#### DATA SUPPLIED:
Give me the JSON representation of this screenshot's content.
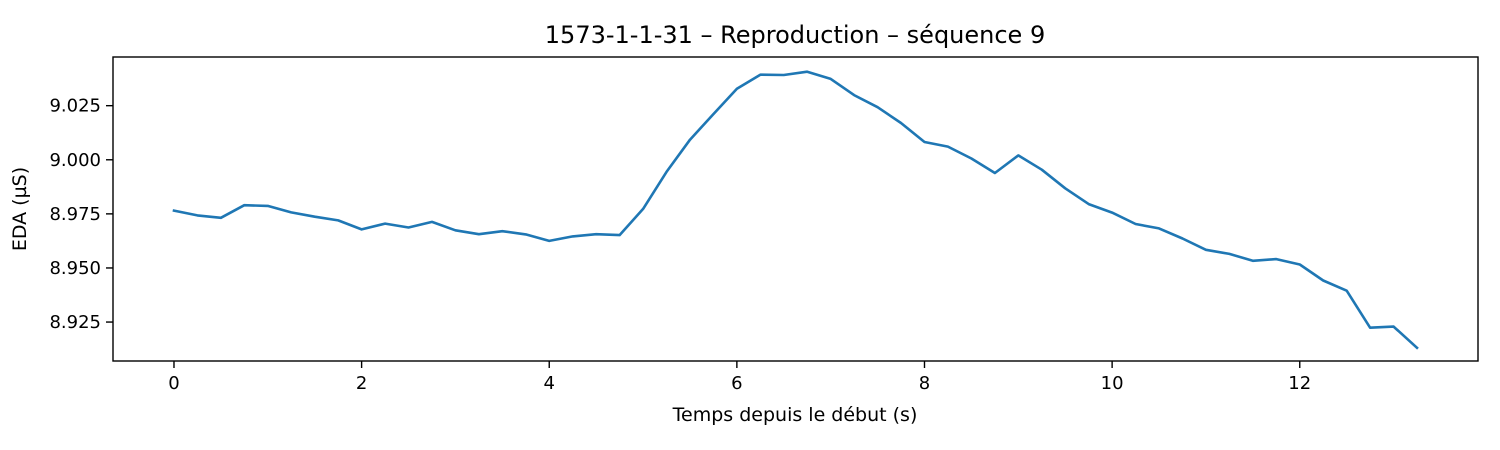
{
  "chart_data": {
    "type": "line",
    "title": "1573-1-1-31 – Reproduction – séquence 9",
    "xlabel": "Temps depuis le début (s)",
    "ylabel": "EDA (µS)",
    "xlim": [
      -0.65,
      13.9
    ],
    "ylim": [
      8.907,
      9.0475
    ],
    "x_ticks": [
      0,
      2,
      4,
      6,
      8,
      10,
      12
    ],
    "x_tick_labels": [
      "0",
      "2",
      "4",
      "6",
      "8",
      "10",
      "12"
    ],
    "y_ticks": [
      8.925,
      8.95,
      8.975,
      9.0,
      9.025
    ],
    "y_tick_labels": [
      "8.925",
      "8.950",
      "8.975",
      "9.000",
      "9.025"
    ],
    "grid": false,
    "series": [
      {
        "color": "#1f77b4",
        "x": [
          0,
          0.25,
          0.5,
          0.75,
          1,
          1.25,
          1.5,
          1.75,
          2,
          2.25,
          2.5,
          2.75,
          3,
          3.25,
          3.5,
          3.75,
          4,
          4.25,
          4.5,
          4.75,
          5,
          5.25,
          5.5,
          5.75,
          6,
          6.25,
          6.5,
          6.75,
          7,
          7.25,
          7.5,
          7.75,
          8,
          8.25,
          8.5,
          8.75,
          9,
          9.25,
          9.5,
          9.75,
          10,
          10.25,
          10.5,
          10.75,
          11,
          11.25,
          11.5,
          11.75,
          12,
          12.25,
          12.5,
          12.75,
          13,
          13.25
        ],
        "y": [
          8.9765,
          8.9743,
          8.9732,
          8.979,
          8.9787,
          8.9757,
          8.9737,
          8.972,
          8.9678,
          8.9705,
          8.9687,
          8.9713,
          8.9674,
          8.9656,
          8.967,
          8.9655,
          8.9625,
          8.9646,
          8.9656,
          8.9652,
          8.9773,
          8.9944,
          9.0093,
          9.0211,
          9.0328,
          9.0393,
          9.0392,
          9.0407,
          9.0374,
          9.0299,
          9.0243,
          9.017,
          9.0082,
          9.0061,
          9.0006,
          8.9939,
          9.002,
          8.9954,
          8.9868,
          8.9795,
          8.9756,
          8.9703,
          8.9683,
          8.9636,
          8.9584,
          8.9565,
          8.9533,
          8.9541,
          8.9516,
          8.9442,
          8.9395,
          8.9224,
          8.9229,
          8.9131
        ]
      }
    ]
  }
}
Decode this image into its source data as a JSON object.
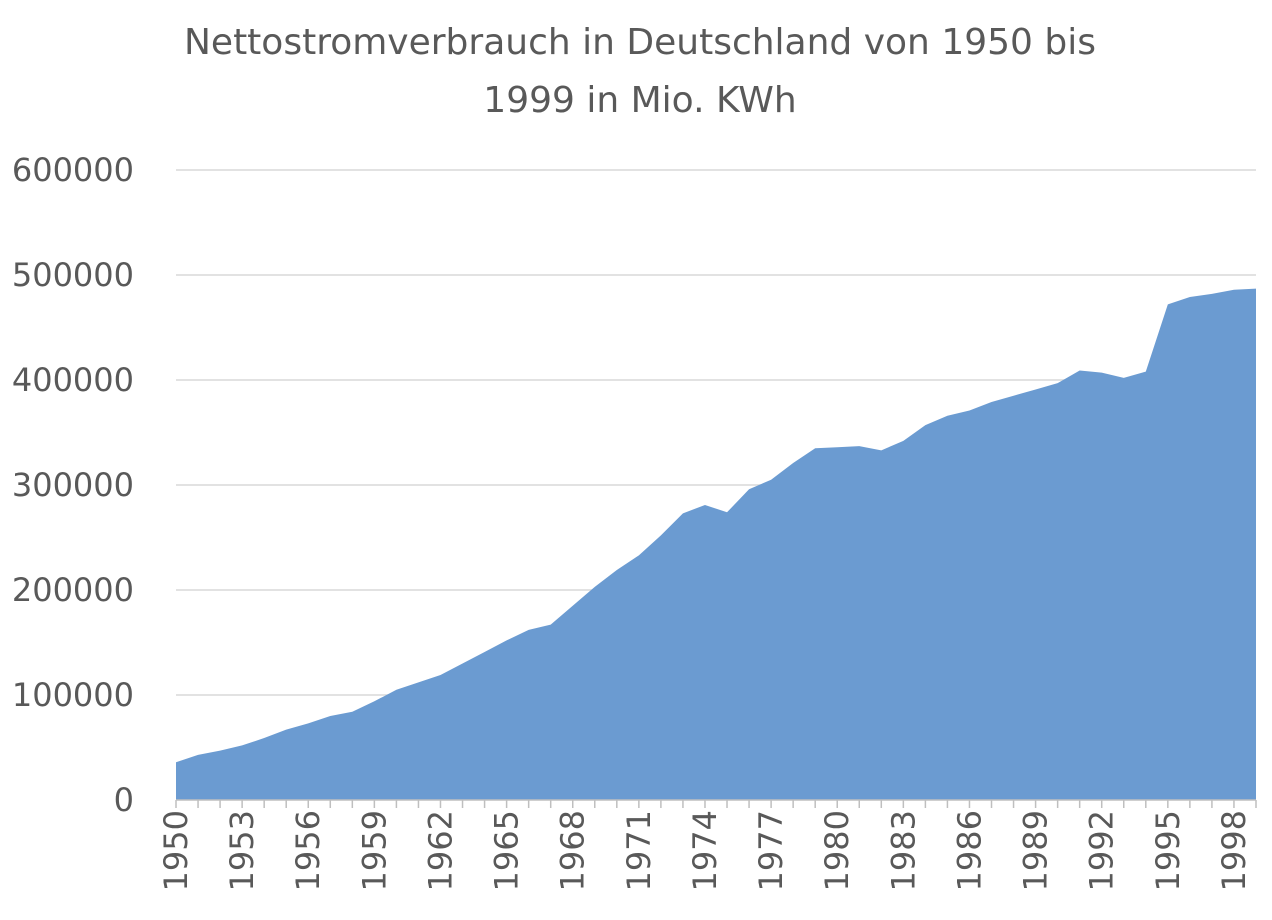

#### WHAT IS BEING ASKED:
In the records above, find the lines containing "JSON" and copy them.

#### PROBLEM SOLUTION:
Give me the JSON representation of this screenshot's content.
Decode this image into its source data as a JSON object.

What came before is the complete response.